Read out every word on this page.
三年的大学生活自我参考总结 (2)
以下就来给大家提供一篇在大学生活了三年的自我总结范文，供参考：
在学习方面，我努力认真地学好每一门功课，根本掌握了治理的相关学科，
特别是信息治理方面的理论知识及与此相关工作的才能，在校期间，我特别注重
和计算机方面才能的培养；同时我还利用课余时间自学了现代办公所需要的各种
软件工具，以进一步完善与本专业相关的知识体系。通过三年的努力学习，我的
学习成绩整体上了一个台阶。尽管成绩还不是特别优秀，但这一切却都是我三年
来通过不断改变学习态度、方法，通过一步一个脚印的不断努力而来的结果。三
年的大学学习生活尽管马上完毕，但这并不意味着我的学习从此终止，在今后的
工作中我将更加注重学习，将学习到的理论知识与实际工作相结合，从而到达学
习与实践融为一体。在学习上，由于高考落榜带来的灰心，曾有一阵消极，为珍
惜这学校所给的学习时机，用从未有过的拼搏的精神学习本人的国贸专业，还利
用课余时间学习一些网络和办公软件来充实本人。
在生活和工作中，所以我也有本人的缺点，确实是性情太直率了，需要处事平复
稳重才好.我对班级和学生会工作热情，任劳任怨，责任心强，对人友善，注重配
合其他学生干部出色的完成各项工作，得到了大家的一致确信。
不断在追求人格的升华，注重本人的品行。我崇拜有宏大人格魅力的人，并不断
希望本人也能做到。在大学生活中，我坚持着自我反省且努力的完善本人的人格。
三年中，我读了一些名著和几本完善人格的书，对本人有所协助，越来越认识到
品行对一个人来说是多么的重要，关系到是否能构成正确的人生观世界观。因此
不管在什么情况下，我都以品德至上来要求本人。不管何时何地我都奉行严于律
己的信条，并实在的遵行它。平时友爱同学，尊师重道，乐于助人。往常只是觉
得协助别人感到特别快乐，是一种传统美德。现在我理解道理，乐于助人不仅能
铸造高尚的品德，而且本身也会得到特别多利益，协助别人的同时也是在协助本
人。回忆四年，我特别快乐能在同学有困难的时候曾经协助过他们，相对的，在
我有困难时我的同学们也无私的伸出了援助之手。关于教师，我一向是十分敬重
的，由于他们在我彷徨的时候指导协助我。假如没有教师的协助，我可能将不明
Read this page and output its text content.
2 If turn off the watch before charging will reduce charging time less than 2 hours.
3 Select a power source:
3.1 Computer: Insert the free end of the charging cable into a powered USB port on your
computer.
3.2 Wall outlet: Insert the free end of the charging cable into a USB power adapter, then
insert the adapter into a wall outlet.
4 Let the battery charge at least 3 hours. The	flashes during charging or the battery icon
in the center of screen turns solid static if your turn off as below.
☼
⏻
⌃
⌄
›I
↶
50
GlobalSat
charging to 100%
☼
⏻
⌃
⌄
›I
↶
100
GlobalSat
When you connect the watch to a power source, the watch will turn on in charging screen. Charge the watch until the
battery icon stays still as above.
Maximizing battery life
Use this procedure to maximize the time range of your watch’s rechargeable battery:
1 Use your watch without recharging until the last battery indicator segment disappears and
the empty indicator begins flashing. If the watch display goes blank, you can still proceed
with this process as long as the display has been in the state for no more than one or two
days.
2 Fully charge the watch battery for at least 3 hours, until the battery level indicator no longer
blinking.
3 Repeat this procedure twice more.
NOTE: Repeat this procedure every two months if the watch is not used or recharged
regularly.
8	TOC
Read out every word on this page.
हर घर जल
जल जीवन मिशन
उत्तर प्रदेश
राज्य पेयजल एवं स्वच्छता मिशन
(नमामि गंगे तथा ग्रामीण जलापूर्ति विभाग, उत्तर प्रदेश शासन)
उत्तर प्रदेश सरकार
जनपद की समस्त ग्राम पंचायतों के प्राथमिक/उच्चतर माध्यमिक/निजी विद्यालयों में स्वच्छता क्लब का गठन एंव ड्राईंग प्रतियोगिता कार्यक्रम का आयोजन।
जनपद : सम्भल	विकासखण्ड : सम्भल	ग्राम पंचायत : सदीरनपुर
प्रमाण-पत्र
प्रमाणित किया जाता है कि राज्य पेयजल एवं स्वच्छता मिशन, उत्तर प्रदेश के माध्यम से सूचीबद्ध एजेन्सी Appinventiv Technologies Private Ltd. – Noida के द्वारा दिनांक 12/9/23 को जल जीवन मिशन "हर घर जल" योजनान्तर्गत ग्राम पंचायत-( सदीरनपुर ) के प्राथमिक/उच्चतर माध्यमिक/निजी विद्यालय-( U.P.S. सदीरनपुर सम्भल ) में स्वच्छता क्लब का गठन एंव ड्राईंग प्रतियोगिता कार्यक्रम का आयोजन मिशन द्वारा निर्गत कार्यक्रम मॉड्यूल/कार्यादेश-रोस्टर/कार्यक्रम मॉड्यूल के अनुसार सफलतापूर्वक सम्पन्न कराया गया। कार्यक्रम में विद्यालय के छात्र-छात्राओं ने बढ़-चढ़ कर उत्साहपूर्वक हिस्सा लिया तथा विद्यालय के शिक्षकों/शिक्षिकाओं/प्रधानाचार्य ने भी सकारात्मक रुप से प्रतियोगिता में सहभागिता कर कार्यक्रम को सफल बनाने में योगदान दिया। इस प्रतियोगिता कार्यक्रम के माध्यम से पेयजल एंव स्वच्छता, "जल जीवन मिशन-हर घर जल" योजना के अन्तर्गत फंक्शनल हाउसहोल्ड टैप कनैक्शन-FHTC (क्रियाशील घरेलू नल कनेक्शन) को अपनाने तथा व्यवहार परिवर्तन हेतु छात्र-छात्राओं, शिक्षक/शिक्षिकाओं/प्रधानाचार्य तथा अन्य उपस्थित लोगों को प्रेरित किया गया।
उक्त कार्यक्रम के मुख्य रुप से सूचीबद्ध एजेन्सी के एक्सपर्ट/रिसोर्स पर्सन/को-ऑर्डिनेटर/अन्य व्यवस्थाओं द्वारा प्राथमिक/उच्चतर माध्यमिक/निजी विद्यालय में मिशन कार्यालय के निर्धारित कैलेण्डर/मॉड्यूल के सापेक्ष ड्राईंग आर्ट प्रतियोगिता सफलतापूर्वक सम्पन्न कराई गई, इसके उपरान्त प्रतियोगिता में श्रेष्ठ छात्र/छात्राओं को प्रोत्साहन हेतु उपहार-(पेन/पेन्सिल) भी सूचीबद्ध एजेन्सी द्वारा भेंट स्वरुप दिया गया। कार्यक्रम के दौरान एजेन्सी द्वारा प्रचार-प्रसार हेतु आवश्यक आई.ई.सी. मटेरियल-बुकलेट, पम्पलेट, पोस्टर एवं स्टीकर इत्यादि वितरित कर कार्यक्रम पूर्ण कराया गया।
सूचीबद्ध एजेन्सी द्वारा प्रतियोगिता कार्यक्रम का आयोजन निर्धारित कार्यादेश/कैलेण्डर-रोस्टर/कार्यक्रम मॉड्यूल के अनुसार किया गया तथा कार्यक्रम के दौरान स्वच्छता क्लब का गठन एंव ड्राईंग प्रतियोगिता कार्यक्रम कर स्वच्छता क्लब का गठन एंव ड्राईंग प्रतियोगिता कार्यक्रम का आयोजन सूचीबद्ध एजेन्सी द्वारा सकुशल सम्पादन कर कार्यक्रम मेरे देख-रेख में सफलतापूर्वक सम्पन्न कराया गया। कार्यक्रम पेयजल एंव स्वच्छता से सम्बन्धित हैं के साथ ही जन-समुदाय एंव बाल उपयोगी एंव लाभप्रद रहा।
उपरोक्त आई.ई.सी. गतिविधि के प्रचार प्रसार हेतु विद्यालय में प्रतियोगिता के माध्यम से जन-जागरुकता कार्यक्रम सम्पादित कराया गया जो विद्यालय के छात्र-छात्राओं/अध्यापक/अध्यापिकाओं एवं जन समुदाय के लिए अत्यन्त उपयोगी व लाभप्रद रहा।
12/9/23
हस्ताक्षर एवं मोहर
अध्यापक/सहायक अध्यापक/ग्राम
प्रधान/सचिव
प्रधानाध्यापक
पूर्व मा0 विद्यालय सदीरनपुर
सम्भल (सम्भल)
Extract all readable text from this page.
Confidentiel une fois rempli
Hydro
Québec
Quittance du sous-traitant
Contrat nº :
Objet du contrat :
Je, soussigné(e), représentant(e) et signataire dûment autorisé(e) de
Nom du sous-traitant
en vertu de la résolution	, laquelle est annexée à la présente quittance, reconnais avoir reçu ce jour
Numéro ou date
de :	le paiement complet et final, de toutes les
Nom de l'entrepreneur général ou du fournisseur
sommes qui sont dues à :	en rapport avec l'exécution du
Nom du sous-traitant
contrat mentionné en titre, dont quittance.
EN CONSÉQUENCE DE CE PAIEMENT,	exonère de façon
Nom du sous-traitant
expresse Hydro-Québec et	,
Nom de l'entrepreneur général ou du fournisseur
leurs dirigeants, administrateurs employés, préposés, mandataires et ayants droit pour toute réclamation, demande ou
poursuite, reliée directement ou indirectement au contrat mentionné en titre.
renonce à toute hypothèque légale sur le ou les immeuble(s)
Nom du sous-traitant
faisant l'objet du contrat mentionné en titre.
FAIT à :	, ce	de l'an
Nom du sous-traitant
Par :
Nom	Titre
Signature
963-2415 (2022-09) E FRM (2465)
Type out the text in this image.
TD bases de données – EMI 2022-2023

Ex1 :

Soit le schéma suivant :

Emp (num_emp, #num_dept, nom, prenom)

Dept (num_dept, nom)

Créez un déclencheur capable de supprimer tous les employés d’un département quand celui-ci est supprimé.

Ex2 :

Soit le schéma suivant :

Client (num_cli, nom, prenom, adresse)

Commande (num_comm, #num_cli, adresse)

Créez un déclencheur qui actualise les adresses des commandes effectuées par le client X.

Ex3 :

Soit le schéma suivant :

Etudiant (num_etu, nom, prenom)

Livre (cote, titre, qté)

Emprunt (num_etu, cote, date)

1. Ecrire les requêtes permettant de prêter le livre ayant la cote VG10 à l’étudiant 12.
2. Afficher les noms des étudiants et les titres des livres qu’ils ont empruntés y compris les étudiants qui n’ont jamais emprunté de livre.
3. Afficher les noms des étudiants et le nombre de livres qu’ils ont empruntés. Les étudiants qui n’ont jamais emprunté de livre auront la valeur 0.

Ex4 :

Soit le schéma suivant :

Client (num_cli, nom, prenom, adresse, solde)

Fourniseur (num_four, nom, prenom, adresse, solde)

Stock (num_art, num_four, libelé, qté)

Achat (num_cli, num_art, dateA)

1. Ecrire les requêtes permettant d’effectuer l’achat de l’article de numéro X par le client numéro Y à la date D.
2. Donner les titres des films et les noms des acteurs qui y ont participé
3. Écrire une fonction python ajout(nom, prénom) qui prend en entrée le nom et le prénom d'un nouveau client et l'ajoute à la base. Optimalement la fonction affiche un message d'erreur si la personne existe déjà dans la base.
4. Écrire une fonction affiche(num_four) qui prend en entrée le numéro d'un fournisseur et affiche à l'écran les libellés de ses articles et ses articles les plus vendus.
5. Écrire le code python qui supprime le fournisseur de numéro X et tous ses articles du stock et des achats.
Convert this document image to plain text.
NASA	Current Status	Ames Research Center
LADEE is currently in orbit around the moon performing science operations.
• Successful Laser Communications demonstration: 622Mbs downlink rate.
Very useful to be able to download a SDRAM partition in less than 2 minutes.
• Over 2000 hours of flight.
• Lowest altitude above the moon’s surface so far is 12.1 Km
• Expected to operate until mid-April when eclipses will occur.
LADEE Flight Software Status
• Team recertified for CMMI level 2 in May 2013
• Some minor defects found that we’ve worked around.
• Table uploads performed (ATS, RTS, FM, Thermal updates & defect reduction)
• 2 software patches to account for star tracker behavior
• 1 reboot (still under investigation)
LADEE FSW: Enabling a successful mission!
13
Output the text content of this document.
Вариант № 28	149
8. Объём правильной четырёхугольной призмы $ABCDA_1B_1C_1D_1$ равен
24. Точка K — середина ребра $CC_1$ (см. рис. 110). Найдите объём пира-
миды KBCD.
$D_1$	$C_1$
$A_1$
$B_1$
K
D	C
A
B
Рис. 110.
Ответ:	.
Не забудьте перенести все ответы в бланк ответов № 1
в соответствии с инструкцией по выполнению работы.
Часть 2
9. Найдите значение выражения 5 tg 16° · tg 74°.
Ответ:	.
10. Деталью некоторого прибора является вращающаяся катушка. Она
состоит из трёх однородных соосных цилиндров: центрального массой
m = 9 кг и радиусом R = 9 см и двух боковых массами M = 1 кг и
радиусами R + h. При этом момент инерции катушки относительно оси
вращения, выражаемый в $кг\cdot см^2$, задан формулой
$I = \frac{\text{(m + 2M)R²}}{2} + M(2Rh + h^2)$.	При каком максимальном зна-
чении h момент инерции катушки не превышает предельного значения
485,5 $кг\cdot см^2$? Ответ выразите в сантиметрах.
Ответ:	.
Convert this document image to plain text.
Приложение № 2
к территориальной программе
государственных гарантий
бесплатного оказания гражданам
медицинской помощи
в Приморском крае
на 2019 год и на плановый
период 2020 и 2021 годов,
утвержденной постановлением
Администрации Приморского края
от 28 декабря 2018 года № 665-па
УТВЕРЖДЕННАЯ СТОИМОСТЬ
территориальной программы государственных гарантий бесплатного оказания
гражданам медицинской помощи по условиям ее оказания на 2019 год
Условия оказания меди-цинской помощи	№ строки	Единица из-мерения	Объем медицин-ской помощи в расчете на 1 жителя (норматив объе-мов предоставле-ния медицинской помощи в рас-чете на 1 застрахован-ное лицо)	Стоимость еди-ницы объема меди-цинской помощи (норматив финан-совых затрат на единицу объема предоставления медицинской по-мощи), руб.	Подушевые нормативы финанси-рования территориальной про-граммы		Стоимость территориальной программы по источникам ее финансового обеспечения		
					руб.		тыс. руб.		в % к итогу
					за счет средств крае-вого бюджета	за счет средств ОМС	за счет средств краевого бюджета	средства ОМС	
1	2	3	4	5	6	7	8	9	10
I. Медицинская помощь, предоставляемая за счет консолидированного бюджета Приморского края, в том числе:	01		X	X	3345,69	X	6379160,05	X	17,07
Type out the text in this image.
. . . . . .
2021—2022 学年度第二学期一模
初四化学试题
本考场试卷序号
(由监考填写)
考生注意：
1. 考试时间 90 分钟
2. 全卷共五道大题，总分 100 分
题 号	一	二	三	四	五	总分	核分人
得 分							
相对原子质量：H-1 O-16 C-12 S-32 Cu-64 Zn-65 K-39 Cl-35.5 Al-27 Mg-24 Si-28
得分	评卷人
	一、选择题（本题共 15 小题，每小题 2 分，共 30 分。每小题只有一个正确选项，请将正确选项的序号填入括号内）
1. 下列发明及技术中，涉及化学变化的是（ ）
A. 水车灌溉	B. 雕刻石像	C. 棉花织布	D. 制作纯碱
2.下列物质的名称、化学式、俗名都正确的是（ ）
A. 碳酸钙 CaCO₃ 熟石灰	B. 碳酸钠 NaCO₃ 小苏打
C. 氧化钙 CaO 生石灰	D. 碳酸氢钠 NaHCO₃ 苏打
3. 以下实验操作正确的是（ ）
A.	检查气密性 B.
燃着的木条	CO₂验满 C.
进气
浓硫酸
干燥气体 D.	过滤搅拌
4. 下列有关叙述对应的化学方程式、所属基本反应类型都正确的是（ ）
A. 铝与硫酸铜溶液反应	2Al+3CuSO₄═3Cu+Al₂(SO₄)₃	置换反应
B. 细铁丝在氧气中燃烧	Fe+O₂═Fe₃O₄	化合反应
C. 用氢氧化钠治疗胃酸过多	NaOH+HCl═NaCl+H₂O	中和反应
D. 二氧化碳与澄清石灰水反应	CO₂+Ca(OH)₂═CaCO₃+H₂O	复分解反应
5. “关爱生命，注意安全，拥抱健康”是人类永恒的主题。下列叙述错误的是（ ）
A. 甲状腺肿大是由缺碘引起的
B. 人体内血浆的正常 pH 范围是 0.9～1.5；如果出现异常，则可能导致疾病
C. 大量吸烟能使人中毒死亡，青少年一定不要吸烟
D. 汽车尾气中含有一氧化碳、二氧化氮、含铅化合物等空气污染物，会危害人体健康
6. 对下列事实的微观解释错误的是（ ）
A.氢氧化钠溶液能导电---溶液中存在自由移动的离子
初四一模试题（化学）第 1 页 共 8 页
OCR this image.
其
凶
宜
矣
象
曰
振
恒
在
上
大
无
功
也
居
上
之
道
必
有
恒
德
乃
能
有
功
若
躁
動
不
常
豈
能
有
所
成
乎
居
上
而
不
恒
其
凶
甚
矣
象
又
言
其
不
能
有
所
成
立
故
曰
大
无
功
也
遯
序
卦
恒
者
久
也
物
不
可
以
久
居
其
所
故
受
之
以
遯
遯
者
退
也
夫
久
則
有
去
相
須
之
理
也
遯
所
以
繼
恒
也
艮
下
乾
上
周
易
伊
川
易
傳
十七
* * *
● WORK TO DO
Collect, from the material above, every line containing the word "source".

● RESULT
3 Select a power source:
When you connect the watch to a power source, the watch will turn on in charging screen. Charge the watch until the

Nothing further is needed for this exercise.